Start Given data
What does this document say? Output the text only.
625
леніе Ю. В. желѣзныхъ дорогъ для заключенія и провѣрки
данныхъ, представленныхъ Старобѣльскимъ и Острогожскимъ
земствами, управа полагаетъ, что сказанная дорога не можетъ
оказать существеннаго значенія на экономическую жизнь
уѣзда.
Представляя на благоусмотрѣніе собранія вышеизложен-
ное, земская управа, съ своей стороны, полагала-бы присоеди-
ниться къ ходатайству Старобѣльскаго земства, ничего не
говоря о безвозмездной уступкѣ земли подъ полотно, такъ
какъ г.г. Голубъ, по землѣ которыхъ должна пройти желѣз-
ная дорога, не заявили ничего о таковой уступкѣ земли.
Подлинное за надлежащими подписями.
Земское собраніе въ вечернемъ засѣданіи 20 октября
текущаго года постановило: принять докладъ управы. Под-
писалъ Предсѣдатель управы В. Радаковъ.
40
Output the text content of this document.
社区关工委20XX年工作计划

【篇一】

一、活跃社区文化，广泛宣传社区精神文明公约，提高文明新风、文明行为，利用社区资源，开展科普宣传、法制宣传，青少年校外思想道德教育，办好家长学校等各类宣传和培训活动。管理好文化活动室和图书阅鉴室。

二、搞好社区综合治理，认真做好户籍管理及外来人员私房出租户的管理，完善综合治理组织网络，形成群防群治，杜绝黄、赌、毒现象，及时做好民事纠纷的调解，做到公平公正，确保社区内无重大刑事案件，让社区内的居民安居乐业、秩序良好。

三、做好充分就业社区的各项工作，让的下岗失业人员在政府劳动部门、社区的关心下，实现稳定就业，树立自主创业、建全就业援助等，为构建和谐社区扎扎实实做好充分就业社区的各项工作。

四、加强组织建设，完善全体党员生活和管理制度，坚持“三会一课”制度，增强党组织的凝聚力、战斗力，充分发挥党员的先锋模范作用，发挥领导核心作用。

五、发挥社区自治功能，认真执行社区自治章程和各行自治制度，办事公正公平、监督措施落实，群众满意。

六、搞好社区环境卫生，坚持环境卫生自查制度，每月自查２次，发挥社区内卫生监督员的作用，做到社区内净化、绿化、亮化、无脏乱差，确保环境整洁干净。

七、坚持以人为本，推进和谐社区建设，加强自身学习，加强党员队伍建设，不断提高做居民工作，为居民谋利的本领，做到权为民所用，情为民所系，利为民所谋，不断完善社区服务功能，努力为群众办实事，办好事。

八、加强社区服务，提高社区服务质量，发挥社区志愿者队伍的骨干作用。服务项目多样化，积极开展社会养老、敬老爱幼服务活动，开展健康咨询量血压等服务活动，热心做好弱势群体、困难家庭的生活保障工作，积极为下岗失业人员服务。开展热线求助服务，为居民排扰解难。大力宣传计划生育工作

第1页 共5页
End Given data
_Problem:_
Which lines hold the word "Output"? Copy all of them.

_Written response:_
What does this document say? Output the text only.
Output the text content of this document.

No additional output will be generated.